[Begin MATERIAL SHOWN]

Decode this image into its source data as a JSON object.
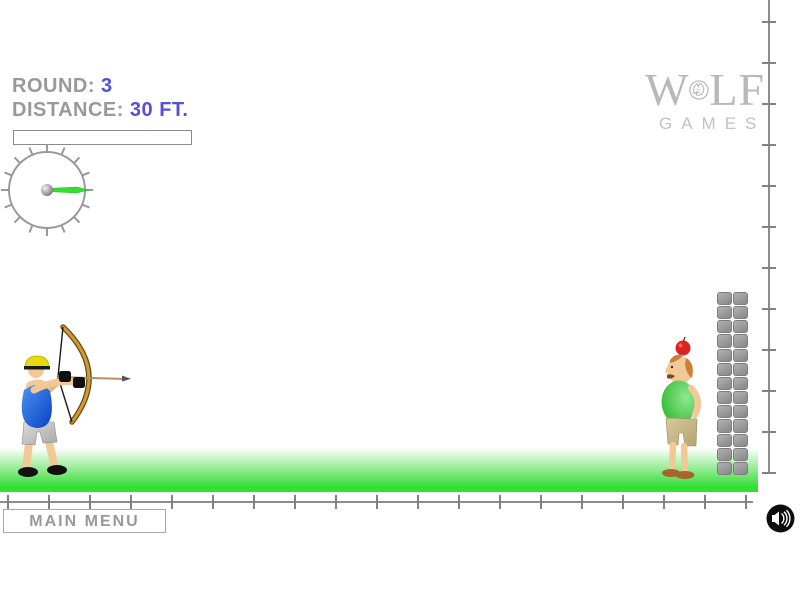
{
  "hud": {
    "round_label": "ROUND:",
    "round_value": "3",
    "distance_label": "DISTANCE:",
    "distance_value": "30 FT.",
    "power_percent": 0
  },
  "gauge": {
    "tick_count": 16,
    "needle_angle_deg": 0
  },
  "logo": {
    "prefix": "W",
    "suffix": "LF",
    "subtitle": "GAMES",
    "emblem": "wolf-head-icon"
  },
  "scene": {
    "archer": "archer-with-bow-and-arrow",
    "target": "man-with-apple-on-head",
    "tower": {
      "rows": 13,
      "cols": 2
    }
  },
  "rulers": {
    "bottom_tick_count": 19,
    "right_tick_count": 12
  },
  "footer": {
    "main_menu_label": "MAIN MENU"
  },
  "audio": {
    "icon": "speaker-icon"
  },
  "colors": {
    "hud_label": "#999999",
    "hud_value": "#5450D8",
    "needle_green": "#33DD33",
    "ground_green": "#36DC36",
    "ground_edge": "#2AE52A",
    "logo_gray": "#B8B8B8",
    "apple_red": "#DD2222"
  }
}
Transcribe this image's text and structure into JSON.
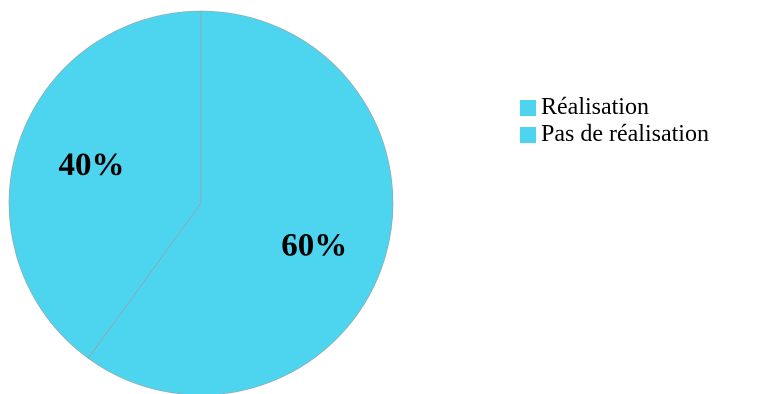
{
  "chart_data": {
    "type": "pie",
    "title": "",
    "slices": [
      {
        "label": "Réalisation",
        "value": 60,
        "value_label": "60%",
        "color": "#4DD4EF"
      },
      {
        "label": "Pas de réalisation",
        "value": 40,
        "value_label": "40%",
        "color": "#4DD4EF"
      }
    ],
    "start": "12 o'clock",
    "direction": "clockwise",
    "legend_position": "right",
    "slice_border_color": "#9E9E9E"
  }
}
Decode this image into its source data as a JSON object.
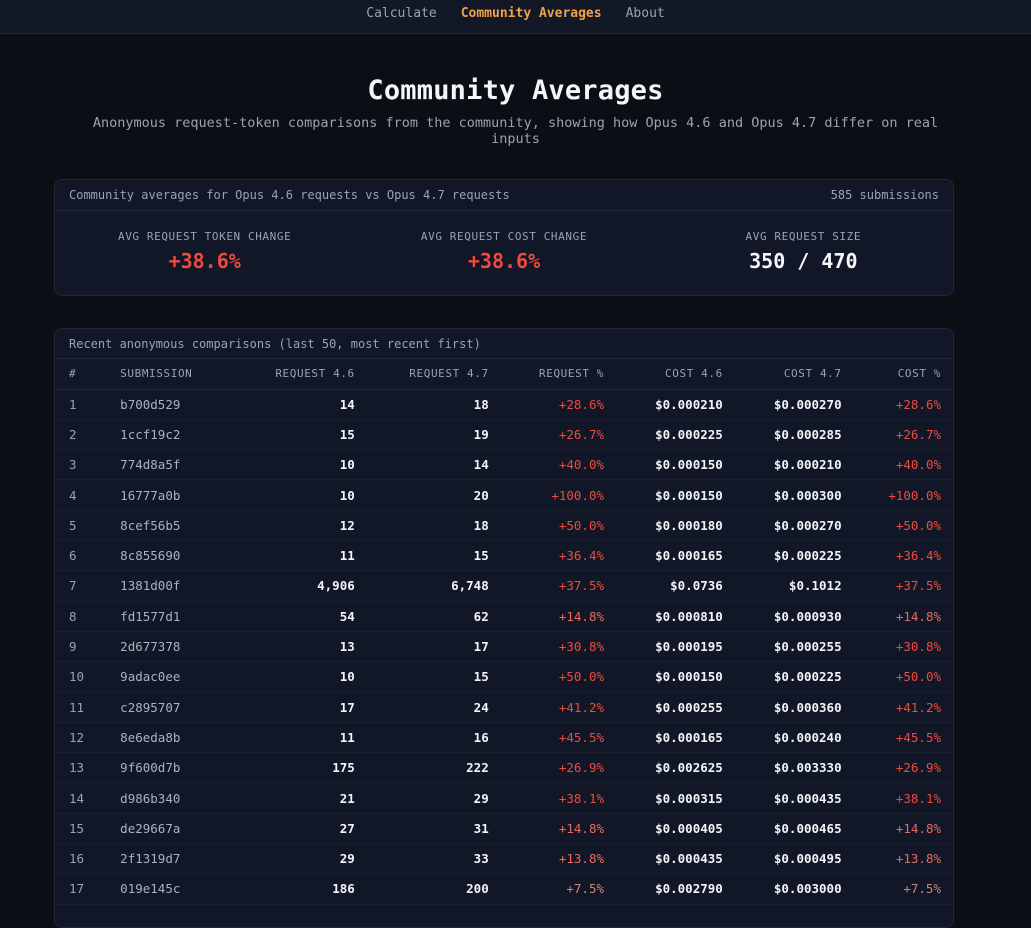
{
  "nav": {
    "items": [
      {
        "label": "Calculate",
        "active": false
      },
      {
        "label": "Community Averages",
        "active": true
      },
      {
        "label": "About",
        "active": false
      }
    ]
  },
  "page": {
    "title": "Community Averages",
    "subtitle": "Anonymous request-token comparisons from the community, showing how Opus 4.6 and Opus 4.7 differ on real inputs"
  },
  "summary": {
    "caption": "Community averages for Opus 4.6 requests vs Opus 4.7 requests",
    "count": "585 submissions",
    "stats": [
      {
        "label": "AVG REQUEST TOKEN CHANGE",
        "value": "+38.6%"
      },
      {
        "label": "AVG REQUEST COST CHANGE",
        "value": "+38.6%"
      },
      {
        "label": "AVG REQUEST SIZE",
        "value": "350 / 470"
      }
    ]
  },
  "table": {
    "caption": "Recent anonymous comparisons (last 50, most recent first)",
    "columns": [
      "#",
      "SUBMISSION",
      "REQUEST 4.6",
      "REQUEST 4.7",
      "REQUEST %",
      "COST 4.6",
      "COST 4.7",
      "COST %"
    ],
    "rows": [
      [
        "1",
        "b700d529",
        "14",
        "18",
        "+28.6%",
        "$0.000210",
        "$0.000270",
        "+28.6%"
      ],
      [
        "2",
        "1ccf19c2",
        "15",
        "19",
        "+26.7%",
        "$0.000225",
        "$0.000285",
        "+26.7%"
      ],
      [
        "3",
        "774d8a5f",
        "10",
        "14",
        "+40.0%",
        "$0.000150",
        "$0.000210",
        "+40.0%"
      ],
      [
        "4",
        "16777a0b",
        "10",
        "20",
        "+100.0%",
        "$0.000150",
        "$0.000300",
        "+100.0%"
      ],
      [
        "5",
        "8cef56b5",
        "12",
        "18",
        "+50.0%",
        "$0.000180",
        "$0.000270",
        "+50.0%"
      ],
      [
        "6",
        "8c855690",
        "11",
        "15",
        "+36.4%",
        "$0.000165",
        "$0.000225",
        "+36.4%"
      ],
      [
        "7",
        "1381d00f",
        "4,906",
        "6,748",
        "+37.5%",
        "$0.0736",
        "$0.1012",
        "+37.5%"
      ],
      [
        "8",
        "fd1577d1",
        "54",
        "62",
        "+14.8%",
        "$0.000810",
        "$0.000930",
        "+14.8%"
      ],
      [
        "9",
        "2d677378",
        "13",
        "17",
        "+30.8%",
        "$0.000195",
        "$0.000255",
        "+30.8%"
      ],
      [
        "10",
        "9adac0ee",
        "10",
        "15",
        "+50.0%",
        "$0.000150",
        "$0.000225",
        "+50.0%"
      ],
      [
        "11",
        "c2895707",
        "17",
        "24",
        "+41.2%",
        "$0.000255",
        "$0.000360",
        "+41.2%"
      ],
      [
        "12",
        "8e6eda8b",
        "11",
        "16",
        "+45.5%",
        "$0.000165",
        "$0.000240",
        "+45.5%"
      ],
      [
        "13",
        "9f600d7b",
        "175",
        "222",
        "+26.9%",
        "$0.002625",
        "$0.003330",
        "+26.9%"
      ],
      [
        "14",
        "d986b340",
        "21",
        "29",
        "+38.1%",
        "$0.000315",
        "$0.000435",
        "+38.1%"
      ],
      [
        "15",
        "de29667a",
        "27",
        "31",
        "+14.8%",
        "$0.000405",
        "$0.000465",
        "+14.8%"
      ],
      [
        "16",
        "2f1319d7",
        "29",
        "33",
        "+13.8%",
        "$0.000435",
        "$0.000495",
        "+13.8%"
      ],
      [
        "17",
        "019e145c",
        "186",
        "200",
        "+7.5%",
        "$0.002790",
        "$0.003000",
        "+7.5%"
      ]
    ]
  },
  "colors": {
    "accent": "#f0a14a",
    "negative_strong": "#ef4a3e",
    "negative_mid": "#e86a5f",
    "negative_soft": "#c9867e",
    "background": "#0b0e14",
    "card": "#111726"
  }
}
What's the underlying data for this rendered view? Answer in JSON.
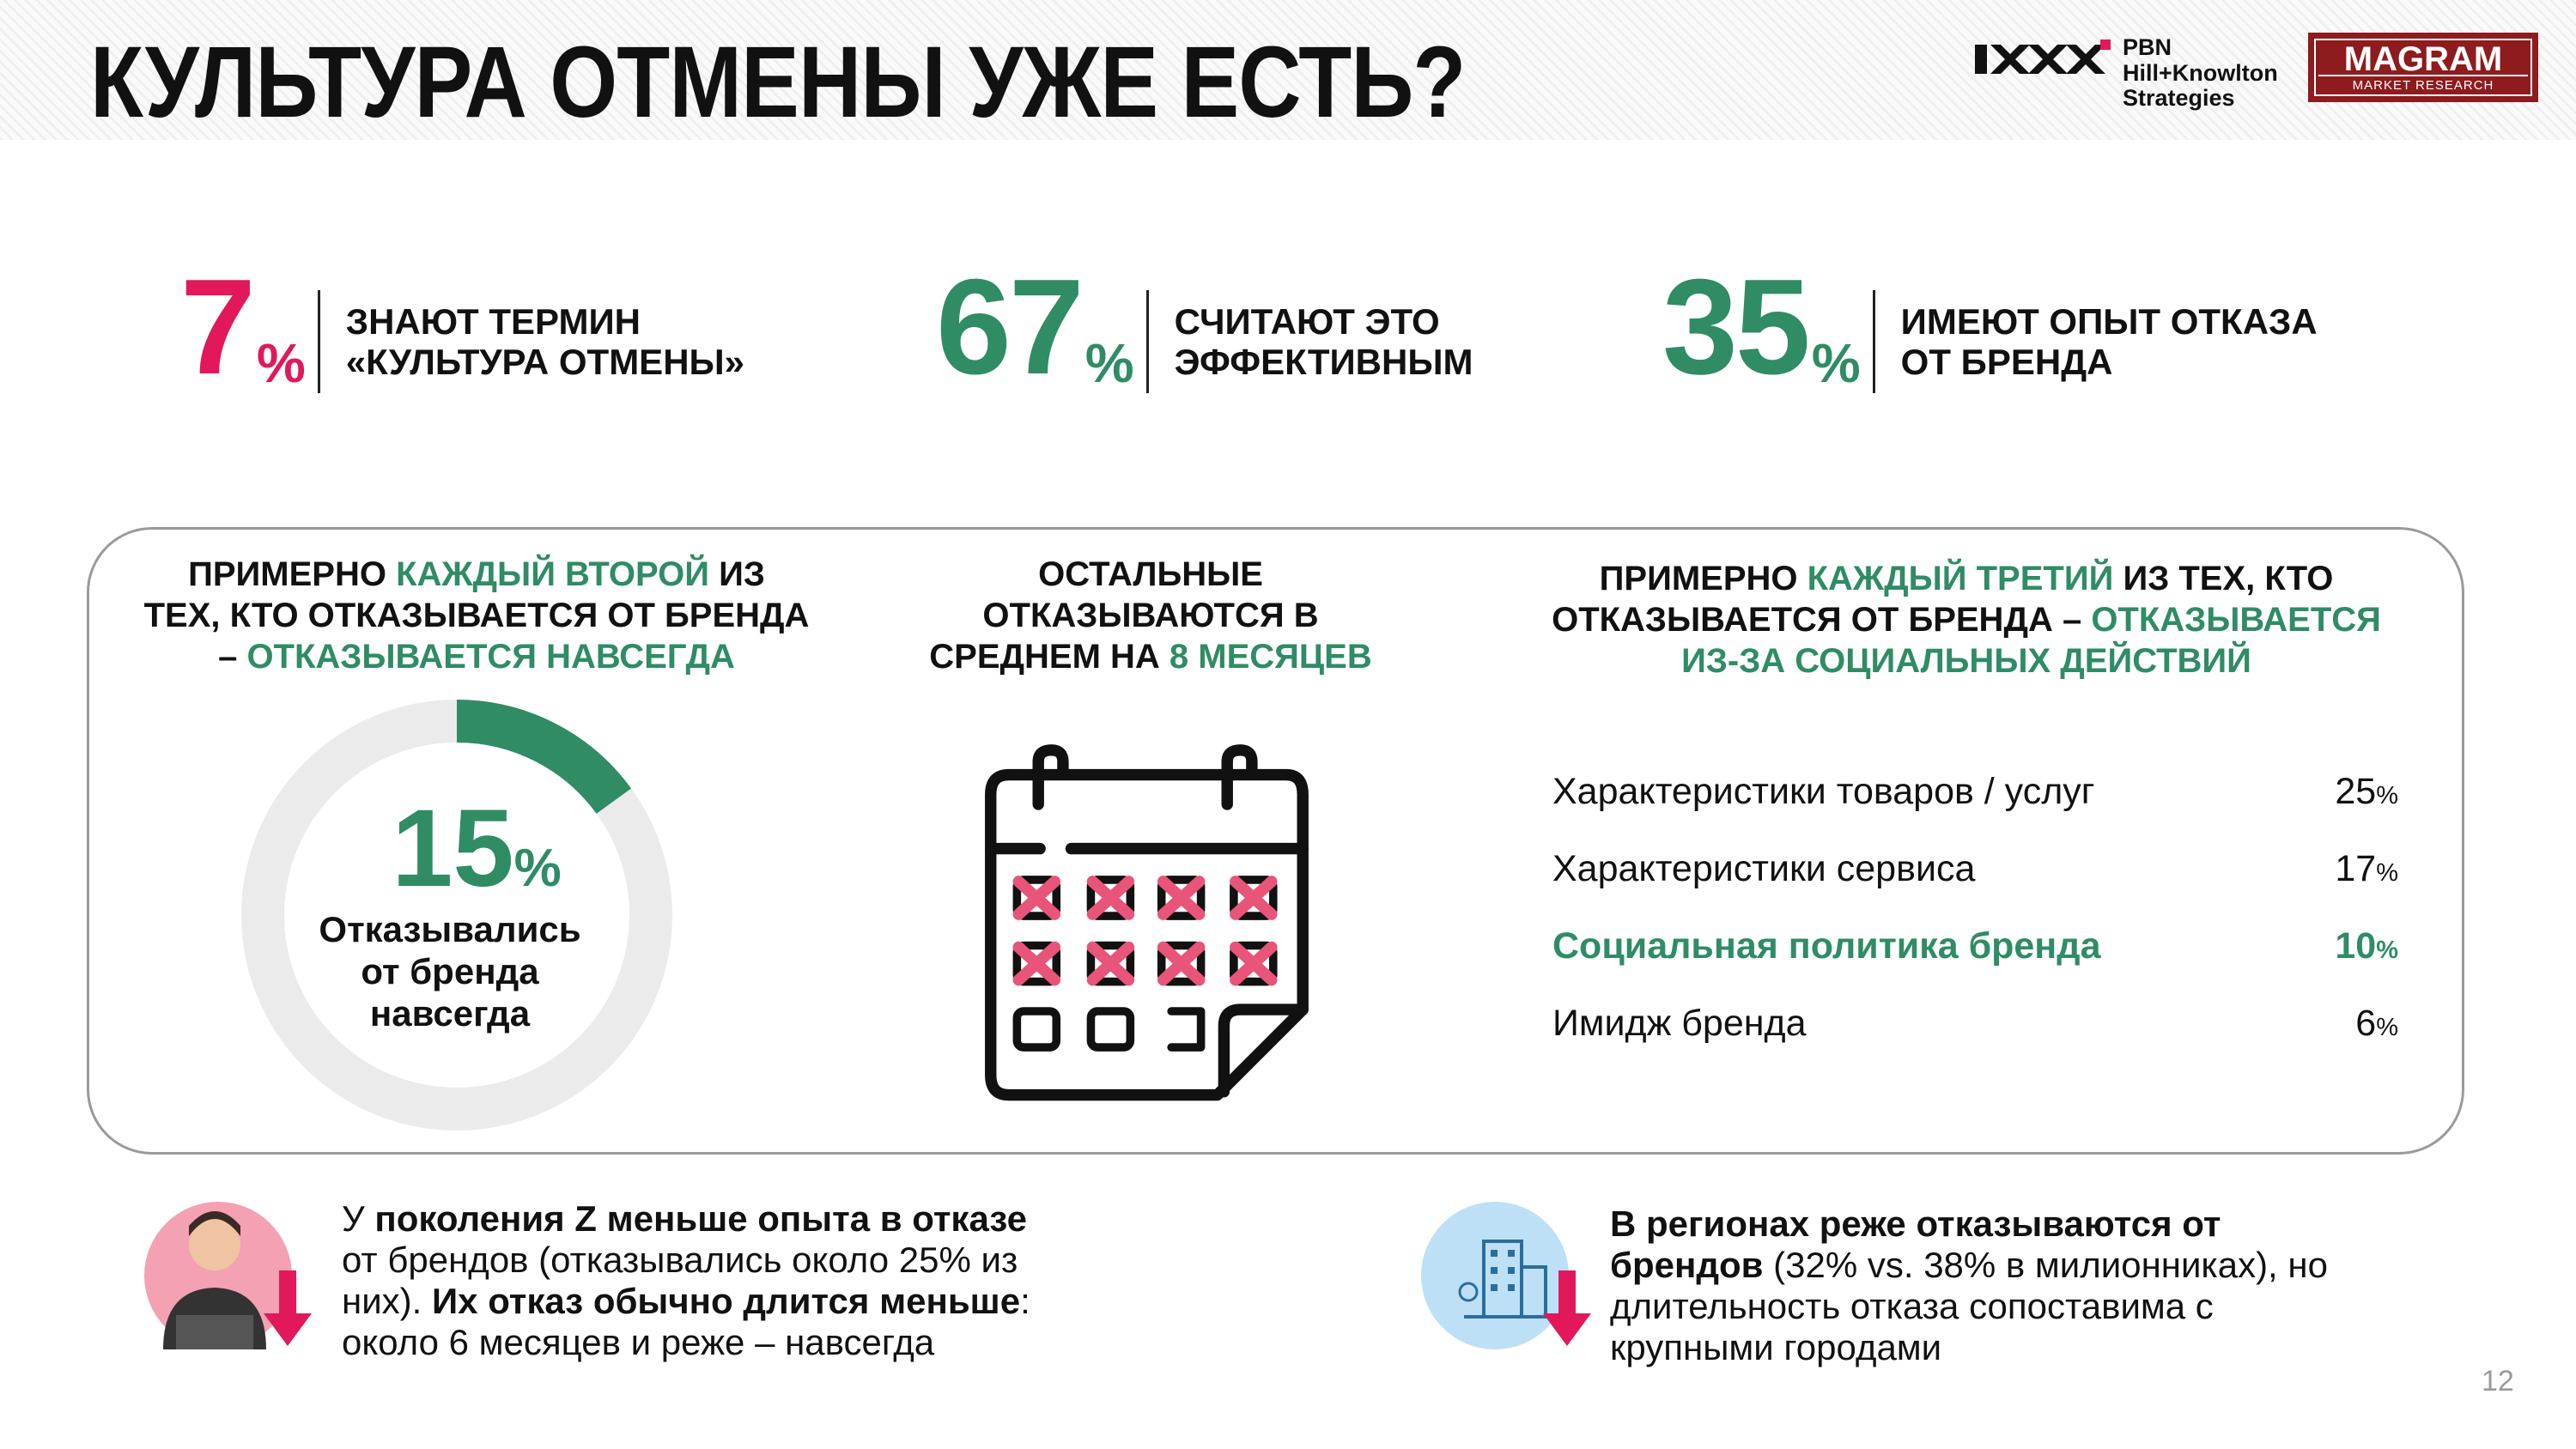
{
  "header": {
    "title": "КУЛЬТУРА ОТМЕНЫ УЖЕ ЕСТЬ?",
    "logo_pbn": [
      "PBN",
      "Hill+Knowlton",
      "Strategies"
    ],
    "logo_magram": {
      "name": "MAGRAM",
      "tagline": "MARKET RESEARCH"
    }
  },
  "stats": [
    {
      "value": "7",
      "unit": "%",
      "color": "#e2185a",
      "lines": [
        "ЗНАЮТ ТЕРМИН",
        "«КУЛЬТУРА ОТМЕНЫ»"
      ]
    },
    {
      "value": "67",
      "unit": "%",
      "color": "#2f8c64",
      "lines": [
        "СЧИТАЮТ ЭТО",
        "ЭФФЕКТИВНЫМ"
      ]
    },
    {
      "value": "35",
      "unit": "%",
      "color": "#2f8c64",
      "lines": [
        "ИМЕЮТ ОПЫТ ОТКАЗА",
        "ОТ БРЕНДА"
      ]
    }
  ],
  "panel": {
    "left": {
      "heading": [
        [
          {
            "text": "ПРИМЕРНО "
          },
          {
            "text": "КАЖДЫЙ ВТОРОЙ",
            "color": "#2f8c64"
          },
          {
            "text": " ИЗ"
          }
        ],
        [
          {
            "text": "ТЕХ, КТО ОТКАЗЫВАЕТСЯ ОТ БРЕНДА"
          }
        ],
        [
          {
            "text": "– "
          },
          {
            "text": "ОТКАЗЫВАЕТСЯ НАВСЕГДА",
            "color": "#2f8c64"
          }
        ]
      ],
      "donut": {
        "value": 15,
        "unit": "%",
        "color": "#2f8c64",
        "track_color": "#ebebeb",
        "caption": [
          "Отказывались",
          "от бренда",
          "навсегда"
        ]
      }
    },
    "middle": {
      "heading": [
        [
          {
            "text": "ОСТАЛЬНЫЕ"
          }
        ],
        [
          {
            "text": "ОТКАЗЫВАЮТСЯ В"
          }
        ],
        [
          {
            "text": "СРЕДНЕМ НА "
          },
          {
            "text": "8 МЕСЯЦЕВ",
            "color": "#2f8c64"
          }
        ]
      ]
    },
    "right": {
      "heading": [
        [
          {
            "text": "ПРИМЕРНО "
          },
          {
            "text": "КАЖДЫЙ ТРЕТИЙ",
            "color": "#2f8c64"
          },
          {
            "text": " ИЗ ТЕХ, КТО"
          }
        ],
        [
          {
            "text": "ОТКАЗЫВАЕТСЯ ОТ БРЕНДА – "
          },
          {
            "text": "ОТКАЗЫВАЕТСЯ",
            "color": "#2f8c64"
          }
        ],
        [
          {
            "text": "ИЗ-ЗА СОЦИАЛЬНЫХ ДЕЙСТВИЙ",
            "color": "#2f8c64"
          }
        ]
      ],
      "items": [
        {
          "label": "Характеристики товаров / услуг",
          "value": "25",
          "unit": "%"
        },
        {
          "label": "Характеристики сервиса",
          "value": "17",
          "unit": "%"
        },
        {
          "label": "Социальная политика бренда",
          "value": "10",
          "unit": "%",
          "color": "#2f8c64",
          "bold": true
        },
        {
          "label": "Имидж бренда",
          "value": "6",
          "unit": "%"
        }
      ]
    }
  },
  "notes": [
    {
      "lines": [
        [
          {
            "text": "У "
          },
          {
            "text": "поколения Z меньше опыта в отказе",
            "bold": true
          }
        ],
        [
          {
            "text": "от брендов (отказывались около 25% из"
          }
        ],
        [
          {
            "text": "них). "
          },
          {
            "text": "Их отказ обычно длится меньше",
            "bold": true
          },
          {
            "text": ":"
          }
        ],
        [
          {
            "text": "около 6 месяцев и реже – навсегда"
          }
        ]
      ]
    },
    {
      "lines": [
        [
          {
            "text": "В регионах реже отказываются от",
            "bold": true
          }
        ],
        [
          {
            "text": "брендов",
            "bold": true
          },
          {
            "text": " (32% vs. 38% в милионниках), но"
          }
        ],
        [
          {
            "text": "длительность отказа сопоставима с"
          }
        ],
        [
          {
            "text": "крупными городами"
          }
        ]
      ]
    }
  ],
  "page_number": "12"
}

[End MATERIAL SHOWN]

▸ PROBLEM STATEMENT
Take each line of the material that contains the word "КУЛЬТУРА" and list it.

▸ IN RESPONSE
    "title": "КУЛЬТУРА ОТМЕНЫ УЖЕ ЕСТЬ?",
        "«КУЛЬТУРА ОТМЕНЫ»"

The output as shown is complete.